### Exercise task
In the material below, find every line with "Output" and pull it out.

[Start of Information given]

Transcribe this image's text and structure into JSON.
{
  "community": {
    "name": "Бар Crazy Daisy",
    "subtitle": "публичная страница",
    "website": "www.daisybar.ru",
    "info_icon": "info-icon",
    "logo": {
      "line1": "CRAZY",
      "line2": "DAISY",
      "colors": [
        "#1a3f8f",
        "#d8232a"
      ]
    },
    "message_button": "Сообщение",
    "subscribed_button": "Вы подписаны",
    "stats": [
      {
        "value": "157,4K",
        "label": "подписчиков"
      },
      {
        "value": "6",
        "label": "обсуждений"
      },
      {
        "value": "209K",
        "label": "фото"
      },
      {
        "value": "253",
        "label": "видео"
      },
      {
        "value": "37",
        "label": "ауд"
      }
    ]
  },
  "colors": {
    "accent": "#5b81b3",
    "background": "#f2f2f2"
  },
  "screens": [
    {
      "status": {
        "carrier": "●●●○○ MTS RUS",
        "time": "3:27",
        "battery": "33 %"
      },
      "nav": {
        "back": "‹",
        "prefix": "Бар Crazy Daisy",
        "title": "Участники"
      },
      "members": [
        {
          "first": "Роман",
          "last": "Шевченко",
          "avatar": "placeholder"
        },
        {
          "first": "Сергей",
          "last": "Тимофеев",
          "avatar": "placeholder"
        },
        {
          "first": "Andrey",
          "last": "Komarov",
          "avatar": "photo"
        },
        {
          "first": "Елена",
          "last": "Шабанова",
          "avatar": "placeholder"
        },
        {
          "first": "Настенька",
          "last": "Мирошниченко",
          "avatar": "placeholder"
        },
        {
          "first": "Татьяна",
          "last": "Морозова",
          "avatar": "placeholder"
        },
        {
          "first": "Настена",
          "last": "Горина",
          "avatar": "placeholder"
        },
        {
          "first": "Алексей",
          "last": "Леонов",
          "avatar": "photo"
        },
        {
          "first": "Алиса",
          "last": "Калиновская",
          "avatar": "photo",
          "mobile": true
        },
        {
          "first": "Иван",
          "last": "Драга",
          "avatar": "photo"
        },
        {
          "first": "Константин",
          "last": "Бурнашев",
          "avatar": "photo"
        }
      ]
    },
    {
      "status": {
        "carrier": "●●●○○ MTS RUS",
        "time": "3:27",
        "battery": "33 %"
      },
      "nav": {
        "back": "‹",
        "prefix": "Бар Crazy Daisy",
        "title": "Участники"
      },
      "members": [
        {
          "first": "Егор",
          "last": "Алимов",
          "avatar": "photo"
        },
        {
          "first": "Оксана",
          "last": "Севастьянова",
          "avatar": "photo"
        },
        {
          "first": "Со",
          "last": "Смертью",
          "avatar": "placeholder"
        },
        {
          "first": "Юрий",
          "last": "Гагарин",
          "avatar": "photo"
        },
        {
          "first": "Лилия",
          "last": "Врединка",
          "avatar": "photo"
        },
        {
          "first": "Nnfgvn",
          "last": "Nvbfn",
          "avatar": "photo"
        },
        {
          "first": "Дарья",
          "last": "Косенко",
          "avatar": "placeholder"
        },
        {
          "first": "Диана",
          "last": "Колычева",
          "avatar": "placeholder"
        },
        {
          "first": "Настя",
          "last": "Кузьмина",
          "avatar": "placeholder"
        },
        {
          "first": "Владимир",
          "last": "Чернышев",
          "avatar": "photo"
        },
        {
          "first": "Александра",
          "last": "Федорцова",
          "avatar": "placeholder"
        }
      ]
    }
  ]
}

[End of Information given]
[Start of Information given]

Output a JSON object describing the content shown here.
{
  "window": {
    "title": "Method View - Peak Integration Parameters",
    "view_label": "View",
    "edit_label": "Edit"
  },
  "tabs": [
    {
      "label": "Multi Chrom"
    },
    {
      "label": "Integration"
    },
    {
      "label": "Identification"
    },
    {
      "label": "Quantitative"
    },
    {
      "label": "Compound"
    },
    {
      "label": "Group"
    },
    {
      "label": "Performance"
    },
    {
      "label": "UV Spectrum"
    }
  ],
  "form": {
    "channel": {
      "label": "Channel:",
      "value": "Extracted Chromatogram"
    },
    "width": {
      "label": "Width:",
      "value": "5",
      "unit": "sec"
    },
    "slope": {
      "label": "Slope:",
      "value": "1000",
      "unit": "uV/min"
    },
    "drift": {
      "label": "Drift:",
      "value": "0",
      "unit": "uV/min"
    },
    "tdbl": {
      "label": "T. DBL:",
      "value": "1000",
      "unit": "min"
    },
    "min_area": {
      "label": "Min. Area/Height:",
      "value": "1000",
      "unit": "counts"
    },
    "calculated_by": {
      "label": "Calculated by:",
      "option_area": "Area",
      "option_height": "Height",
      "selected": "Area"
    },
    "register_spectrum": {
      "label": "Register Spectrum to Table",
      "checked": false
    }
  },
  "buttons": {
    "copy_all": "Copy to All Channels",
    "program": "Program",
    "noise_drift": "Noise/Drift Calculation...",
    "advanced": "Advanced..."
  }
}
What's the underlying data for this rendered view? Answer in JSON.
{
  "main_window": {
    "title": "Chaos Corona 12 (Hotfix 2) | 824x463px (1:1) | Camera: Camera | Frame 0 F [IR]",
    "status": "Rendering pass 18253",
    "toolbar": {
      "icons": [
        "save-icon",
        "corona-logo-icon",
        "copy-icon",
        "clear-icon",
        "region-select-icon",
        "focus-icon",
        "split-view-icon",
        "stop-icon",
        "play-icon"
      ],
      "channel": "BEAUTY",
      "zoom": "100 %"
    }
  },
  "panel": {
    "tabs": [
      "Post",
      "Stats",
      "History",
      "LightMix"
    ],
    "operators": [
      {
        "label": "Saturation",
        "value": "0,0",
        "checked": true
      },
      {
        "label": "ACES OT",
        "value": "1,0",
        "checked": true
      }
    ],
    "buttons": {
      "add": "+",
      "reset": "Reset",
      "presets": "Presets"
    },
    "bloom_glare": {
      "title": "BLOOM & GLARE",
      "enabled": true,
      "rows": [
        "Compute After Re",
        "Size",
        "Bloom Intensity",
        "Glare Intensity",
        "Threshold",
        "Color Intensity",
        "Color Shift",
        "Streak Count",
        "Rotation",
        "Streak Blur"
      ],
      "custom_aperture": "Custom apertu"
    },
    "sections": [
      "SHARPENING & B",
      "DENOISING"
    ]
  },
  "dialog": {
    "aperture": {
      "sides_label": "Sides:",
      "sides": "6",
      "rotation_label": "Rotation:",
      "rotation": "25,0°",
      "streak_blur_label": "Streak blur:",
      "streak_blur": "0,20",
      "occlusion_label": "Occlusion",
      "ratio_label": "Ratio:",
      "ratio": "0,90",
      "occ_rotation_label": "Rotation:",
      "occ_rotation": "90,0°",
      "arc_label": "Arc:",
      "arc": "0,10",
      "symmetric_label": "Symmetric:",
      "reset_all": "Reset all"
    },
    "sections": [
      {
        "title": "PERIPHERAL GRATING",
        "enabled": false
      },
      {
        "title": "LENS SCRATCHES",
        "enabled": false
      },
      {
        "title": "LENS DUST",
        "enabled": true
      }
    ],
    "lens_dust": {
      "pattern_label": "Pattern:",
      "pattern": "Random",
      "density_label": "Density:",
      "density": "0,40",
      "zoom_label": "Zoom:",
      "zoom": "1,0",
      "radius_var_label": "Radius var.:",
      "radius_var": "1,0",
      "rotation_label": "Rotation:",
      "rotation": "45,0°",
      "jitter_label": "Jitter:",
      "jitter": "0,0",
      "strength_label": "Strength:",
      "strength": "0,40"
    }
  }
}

[End of Information given]
[Start of Information given]

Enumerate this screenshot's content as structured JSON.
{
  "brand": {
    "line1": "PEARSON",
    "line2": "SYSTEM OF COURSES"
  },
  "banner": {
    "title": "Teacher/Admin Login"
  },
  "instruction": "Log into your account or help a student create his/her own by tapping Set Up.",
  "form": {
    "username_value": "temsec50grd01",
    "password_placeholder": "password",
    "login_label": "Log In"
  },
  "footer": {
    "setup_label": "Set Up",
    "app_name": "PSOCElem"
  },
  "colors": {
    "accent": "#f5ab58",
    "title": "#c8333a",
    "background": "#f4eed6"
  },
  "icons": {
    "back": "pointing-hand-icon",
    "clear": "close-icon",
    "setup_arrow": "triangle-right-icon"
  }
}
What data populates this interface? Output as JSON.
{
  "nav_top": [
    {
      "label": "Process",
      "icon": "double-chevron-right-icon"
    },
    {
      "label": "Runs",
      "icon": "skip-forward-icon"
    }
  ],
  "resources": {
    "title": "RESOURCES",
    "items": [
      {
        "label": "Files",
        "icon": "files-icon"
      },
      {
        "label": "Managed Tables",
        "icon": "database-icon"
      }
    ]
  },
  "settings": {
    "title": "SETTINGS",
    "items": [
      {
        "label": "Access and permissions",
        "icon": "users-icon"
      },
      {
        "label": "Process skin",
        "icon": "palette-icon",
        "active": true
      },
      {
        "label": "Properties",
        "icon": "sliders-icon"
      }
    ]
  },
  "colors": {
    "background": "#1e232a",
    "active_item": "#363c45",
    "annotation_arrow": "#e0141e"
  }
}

[End of Information given]

### Solution for this task
Output a JSON object describing the content shown here.
What data populates this interface? Output as JSON.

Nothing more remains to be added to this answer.